> _EXERCISE BRIEF_: Count, in the entries below, the lines in which "بتاريخ" occurs. Give the number, nothing more.

> _THE INPUT_:
— Start —

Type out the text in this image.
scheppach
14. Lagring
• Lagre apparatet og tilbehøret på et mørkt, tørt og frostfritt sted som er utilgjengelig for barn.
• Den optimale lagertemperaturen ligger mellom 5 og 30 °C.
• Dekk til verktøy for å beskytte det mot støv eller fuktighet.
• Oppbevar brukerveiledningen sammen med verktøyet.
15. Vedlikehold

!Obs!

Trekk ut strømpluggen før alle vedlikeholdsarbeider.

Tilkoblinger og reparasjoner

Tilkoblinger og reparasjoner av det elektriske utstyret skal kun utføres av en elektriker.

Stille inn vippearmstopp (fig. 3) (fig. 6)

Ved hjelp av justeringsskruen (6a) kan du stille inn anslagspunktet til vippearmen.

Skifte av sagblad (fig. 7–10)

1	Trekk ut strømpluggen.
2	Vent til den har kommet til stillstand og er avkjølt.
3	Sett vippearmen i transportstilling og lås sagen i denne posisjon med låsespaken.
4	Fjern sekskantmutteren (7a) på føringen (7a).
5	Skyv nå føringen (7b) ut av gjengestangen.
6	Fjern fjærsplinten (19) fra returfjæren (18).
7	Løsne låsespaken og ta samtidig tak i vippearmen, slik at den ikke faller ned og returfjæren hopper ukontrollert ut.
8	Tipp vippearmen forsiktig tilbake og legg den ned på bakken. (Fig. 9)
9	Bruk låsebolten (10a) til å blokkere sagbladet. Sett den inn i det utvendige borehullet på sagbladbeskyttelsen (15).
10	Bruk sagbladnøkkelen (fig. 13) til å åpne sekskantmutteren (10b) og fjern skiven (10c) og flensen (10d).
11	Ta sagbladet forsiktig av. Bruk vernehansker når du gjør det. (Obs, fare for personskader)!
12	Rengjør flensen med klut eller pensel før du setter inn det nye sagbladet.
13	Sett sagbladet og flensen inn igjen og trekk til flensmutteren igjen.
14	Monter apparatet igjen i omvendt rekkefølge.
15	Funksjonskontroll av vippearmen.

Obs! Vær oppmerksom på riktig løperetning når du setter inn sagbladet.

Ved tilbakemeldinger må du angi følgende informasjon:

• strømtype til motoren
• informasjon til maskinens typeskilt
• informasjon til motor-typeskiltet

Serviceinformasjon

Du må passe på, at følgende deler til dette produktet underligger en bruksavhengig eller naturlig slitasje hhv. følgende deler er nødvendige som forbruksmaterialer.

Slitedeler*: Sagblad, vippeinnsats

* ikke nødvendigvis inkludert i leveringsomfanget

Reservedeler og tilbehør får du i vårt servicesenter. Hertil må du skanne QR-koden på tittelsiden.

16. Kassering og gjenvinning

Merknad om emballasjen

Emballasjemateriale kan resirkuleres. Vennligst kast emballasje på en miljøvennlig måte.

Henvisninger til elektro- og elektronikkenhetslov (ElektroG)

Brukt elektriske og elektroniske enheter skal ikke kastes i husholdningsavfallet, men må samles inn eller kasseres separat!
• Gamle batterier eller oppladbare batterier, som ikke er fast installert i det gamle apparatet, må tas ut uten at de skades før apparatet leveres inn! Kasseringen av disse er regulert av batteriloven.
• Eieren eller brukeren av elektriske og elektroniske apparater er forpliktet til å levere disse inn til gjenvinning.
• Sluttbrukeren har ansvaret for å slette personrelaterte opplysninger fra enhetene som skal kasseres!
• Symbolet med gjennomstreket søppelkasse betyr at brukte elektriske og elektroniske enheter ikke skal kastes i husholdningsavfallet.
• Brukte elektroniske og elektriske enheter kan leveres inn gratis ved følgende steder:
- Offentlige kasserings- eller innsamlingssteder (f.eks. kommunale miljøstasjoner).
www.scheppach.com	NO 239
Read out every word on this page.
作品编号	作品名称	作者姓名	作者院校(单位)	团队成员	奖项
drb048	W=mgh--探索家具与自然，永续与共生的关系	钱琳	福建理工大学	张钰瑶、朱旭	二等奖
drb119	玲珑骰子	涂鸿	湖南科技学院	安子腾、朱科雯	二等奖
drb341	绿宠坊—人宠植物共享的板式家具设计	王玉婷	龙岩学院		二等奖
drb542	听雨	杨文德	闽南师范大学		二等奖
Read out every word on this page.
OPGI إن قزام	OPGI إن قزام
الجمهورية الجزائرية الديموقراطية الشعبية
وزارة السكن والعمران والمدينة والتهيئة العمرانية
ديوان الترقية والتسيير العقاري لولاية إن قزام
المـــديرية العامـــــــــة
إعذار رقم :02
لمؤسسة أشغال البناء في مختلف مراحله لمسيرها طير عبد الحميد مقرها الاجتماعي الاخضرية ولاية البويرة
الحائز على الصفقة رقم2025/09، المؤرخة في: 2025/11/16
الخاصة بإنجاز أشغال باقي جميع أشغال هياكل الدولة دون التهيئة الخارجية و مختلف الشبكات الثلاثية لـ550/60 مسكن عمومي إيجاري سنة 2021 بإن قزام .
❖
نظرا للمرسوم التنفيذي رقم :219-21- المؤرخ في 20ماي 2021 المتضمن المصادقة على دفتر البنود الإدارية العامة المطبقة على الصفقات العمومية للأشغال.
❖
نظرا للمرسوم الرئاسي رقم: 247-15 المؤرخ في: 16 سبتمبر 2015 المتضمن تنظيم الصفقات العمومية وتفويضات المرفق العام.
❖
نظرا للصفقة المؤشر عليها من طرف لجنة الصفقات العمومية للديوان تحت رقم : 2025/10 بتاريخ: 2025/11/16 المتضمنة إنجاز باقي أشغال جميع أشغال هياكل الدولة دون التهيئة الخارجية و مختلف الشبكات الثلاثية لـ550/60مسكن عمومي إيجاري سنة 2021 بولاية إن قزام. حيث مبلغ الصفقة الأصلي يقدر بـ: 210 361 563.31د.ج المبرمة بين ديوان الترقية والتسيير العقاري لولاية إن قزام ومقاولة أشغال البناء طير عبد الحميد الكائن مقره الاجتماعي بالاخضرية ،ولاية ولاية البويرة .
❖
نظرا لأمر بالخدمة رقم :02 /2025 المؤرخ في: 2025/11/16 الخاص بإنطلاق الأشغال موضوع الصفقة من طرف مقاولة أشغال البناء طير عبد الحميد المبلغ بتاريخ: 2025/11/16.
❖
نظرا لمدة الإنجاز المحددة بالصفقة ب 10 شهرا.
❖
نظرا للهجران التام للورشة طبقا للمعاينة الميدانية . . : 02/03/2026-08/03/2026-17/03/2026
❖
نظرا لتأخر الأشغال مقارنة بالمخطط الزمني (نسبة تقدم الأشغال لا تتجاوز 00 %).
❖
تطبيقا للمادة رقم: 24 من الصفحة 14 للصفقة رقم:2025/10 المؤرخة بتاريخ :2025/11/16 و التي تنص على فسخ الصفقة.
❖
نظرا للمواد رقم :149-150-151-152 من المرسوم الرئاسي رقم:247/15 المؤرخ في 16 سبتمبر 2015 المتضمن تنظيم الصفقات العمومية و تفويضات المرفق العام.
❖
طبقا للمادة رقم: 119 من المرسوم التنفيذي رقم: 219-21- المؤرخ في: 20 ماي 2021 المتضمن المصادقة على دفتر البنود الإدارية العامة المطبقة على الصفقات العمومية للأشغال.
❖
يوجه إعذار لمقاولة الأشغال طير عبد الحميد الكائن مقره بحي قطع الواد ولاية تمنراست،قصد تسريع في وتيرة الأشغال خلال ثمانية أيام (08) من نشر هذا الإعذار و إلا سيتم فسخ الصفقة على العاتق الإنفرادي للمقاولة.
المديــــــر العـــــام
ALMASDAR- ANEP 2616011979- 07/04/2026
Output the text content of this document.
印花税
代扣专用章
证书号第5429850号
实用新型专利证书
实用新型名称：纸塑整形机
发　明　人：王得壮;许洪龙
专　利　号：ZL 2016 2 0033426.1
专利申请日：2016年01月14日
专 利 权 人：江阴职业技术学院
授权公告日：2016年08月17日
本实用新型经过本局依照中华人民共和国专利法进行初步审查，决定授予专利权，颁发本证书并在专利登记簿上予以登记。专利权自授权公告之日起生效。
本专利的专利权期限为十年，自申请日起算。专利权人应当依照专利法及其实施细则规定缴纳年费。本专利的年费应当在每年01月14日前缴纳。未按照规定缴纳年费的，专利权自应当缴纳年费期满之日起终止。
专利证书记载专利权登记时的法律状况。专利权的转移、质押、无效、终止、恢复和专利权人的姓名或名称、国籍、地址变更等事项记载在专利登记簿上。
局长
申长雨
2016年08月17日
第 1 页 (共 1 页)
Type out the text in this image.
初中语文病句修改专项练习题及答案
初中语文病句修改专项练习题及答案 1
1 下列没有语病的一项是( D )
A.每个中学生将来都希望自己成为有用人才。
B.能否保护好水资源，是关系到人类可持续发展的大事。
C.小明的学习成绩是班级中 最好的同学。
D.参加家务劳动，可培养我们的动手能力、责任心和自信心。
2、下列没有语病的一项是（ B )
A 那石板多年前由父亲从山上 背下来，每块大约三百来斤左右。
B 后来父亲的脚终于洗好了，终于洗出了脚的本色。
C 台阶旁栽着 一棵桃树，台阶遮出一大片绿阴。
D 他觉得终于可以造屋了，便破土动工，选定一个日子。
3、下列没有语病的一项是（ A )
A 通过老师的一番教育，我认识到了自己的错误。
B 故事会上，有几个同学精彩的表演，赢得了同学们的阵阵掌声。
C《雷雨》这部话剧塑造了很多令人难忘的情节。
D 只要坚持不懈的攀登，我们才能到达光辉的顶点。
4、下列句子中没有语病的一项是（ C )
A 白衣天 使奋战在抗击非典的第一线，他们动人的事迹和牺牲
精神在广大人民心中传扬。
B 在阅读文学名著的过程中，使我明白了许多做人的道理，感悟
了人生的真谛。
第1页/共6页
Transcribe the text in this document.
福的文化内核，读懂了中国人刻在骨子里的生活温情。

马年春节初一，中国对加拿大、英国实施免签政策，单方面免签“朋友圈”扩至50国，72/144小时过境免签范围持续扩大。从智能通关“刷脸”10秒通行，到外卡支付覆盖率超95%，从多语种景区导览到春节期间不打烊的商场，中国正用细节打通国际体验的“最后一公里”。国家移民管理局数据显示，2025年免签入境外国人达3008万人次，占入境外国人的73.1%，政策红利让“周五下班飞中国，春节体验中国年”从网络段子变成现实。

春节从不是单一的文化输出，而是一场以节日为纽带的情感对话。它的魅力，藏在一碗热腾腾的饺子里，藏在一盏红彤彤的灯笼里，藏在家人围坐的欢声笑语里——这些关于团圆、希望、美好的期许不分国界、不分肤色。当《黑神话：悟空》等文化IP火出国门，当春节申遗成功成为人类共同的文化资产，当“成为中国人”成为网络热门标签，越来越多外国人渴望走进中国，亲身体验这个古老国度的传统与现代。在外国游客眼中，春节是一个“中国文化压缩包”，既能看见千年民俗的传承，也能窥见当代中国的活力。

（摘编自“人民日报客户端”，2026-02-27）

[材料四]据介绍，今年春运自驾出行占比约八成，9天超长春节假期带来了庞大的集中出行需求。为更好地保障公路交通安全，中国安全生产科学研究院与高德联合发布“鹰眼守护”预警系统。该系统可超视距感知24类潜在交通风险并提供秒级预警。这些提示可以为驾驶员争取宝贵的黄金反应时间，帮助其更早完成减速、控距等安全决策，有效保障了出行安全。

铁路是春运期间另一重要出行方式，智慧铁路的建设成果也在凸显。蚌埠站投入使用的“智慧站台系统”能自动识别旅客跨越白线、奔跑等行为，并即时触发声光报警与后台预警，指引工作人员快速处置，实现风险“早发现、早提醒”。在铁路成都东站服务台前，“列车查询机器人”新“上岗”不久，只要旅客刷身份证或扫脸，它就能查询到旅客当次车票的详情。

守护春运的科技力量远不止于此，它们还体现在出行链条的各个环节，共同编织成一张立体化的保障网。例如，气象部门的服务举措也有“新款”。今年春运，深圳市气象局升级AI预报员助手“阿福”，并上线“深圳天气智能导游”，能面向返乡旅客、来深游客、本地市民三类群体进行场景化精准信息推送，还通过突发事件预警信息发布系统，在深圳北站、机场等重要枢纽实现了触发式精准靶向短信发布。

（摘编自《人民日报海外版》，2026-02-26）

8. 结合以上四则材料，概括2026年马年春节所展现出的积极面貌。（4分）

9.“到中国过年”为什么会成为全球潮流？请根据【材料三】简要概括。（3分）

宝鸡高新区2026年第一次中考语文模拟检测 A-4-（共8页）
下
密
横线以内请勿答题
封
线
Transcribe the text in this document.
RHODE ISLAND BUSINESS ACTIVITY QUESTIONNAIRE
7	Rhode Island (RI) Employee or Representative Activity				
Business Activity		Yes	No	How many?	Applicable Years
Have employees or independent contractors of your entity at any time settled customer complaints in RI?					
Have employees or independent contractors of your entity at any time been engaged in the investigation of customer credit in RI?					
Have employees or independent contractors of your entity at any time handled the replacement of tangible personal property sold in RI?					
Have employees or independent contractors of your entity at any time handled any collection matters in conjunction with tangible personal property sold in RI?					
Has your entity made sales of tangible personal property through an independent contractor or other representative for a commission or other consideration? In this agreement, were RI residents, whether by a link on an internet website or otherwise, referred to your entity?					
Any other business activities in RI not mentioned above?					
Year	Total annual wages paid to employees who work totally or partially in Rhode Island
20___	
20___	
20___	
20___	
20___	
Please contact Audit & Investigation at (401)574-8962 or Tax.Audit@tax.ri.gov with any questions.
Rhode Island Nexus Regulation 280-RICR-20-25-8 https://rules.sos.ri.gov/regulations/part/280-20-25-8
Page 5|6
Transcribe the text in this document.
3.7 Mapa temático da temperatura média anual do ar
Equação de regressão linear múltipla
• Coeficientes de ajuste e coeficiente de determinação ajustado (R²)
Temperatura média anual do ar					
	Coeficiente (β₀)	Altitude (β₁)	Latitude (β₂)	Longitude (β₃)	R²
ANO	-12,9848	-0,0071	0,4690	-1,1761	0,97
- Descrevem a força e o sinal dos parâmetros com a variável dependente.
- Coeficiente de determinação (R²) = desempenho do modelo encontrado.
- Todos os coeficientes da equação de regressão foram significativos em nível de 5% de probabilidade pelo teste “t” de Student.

— End —

> _TASK RESULT_: 3